→ **Do this**: Each entry has to be copied exactly, with nothing missed.

## begin Dataset content

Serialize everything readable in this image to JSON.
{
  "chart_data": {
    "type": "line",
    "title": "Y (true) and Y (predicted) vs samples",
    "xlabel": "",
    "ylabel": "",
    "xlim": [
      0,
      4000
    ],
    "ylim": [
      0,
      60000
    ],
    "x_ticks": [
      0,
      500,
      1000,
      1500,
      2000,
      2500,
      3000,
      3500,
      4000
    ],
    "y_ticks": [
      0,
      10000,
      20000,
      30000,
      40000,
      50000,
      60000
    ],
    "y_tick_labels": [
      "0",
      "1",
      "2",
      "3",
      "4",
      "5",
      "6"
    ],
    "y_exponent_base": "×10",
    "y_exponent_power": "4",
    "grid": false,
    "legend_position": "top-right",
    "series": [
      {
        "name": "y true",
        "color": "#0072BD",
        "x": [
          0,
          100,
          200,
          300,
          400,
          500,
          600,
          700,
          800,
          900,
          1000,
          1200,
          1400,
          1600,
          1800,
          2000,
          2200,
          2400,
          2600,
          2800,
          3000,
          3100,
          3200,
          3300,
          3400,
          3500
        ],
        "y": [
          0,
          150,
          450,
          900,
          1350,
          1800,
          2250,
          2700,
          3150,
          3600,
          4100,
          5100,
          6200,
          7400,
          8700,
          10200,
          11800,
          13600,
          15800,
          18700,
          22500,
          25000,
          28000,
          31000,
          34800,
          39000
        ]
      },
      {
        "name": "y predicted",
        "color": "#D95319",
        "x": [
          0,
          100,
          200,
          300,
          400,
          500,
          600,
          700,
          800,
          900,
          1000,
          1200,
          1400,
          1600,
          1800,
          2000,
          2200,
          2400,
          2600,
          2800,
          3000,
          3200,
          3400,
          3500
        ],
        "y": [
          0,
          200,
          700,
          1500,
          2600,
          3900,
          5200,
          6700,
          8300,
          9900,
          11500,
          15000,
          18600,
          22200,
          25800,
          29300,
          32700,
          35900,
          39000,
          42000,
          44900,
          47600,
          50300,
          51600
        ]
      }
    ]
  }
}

## end Dataset content

→ **Written answer**:
Serialize everything readable in this image to JSON.
{
  "chart_data": {
    "type": "line",
    "title": "Y (true) and Y (predicted) vs samples",
    "xlabel": "",
    "ylabel": "",
    "xlim": [
      0,
      4000
    ],
    "ylim": [
      0,
      60000
    ],
    "x_ticks": [
      0,
      500,
      1000,
      1500,
      2000,
      2500,
      3000,
      3500,
      4000
    ],
    "y_ticks": [
      0,
      10000,
      20000,
      30000,
      40000,
      50000,
      60000
    ],
    "y_tick_labels": [
      "0",
      "1",
      "2",
      "3",
      "4",
      "5",
      "6"
    ],
    "y_exponent_base": "×10",
    "y_exponent_power": "4",
    "grid": false,
    "legend_position": "top-right",
    "series": [
      {
        "name": "y true",
        "color": "#0072BD",
        "x": [
          0,
          100,
          200,
          300,
          400,
          500,
          600,
          700,
          800,
          900,
          1000,
          1200,
          1400,
          1600,
          1800,
          2000,
          2200,
          2400,
          2600,
          2800,
          3000,
          3100,
          3200,
          3300,
          3400,
          3500
        ],
        "y": [
          0,
          150,
          450,
          900,
          1350,
          1800,
          2250,
          2700,
          3150,
          3600,
          4100,
          5100,
          6200,
          7400,
          8700,
          10200,
          11800,
          13600,
          15800,
          18700,
          22500,
          25000,
          28000,
          31000,
          34800,
          39000
        ]
      },
      {
        "name": "y predicted",
        "color": "#D95319",
        "x": [
          0,
          100,
          200,
          300,
          400,
          500,
          600,
          700,
          800,
          900,
          1000,
          1200,
          1400,
          1600,
          1800,
          2000,
          2200,
          2400,
          2600,
          2800,
          3000,
          3200,
          3400,
          3500
        ],
        "y": [
          0,
          200,
          700,
          1500,
          2600,
          3900,
          5200,
          6700,
          8300,
          9900,
          11500,
          15000,
          18600,
          22200,
          25800,
          29300,
          32700,
          35900,
          39000,
          42000,
          44900,
          47600,
          50300,
          51600
        ]
      }
    ]
  }
}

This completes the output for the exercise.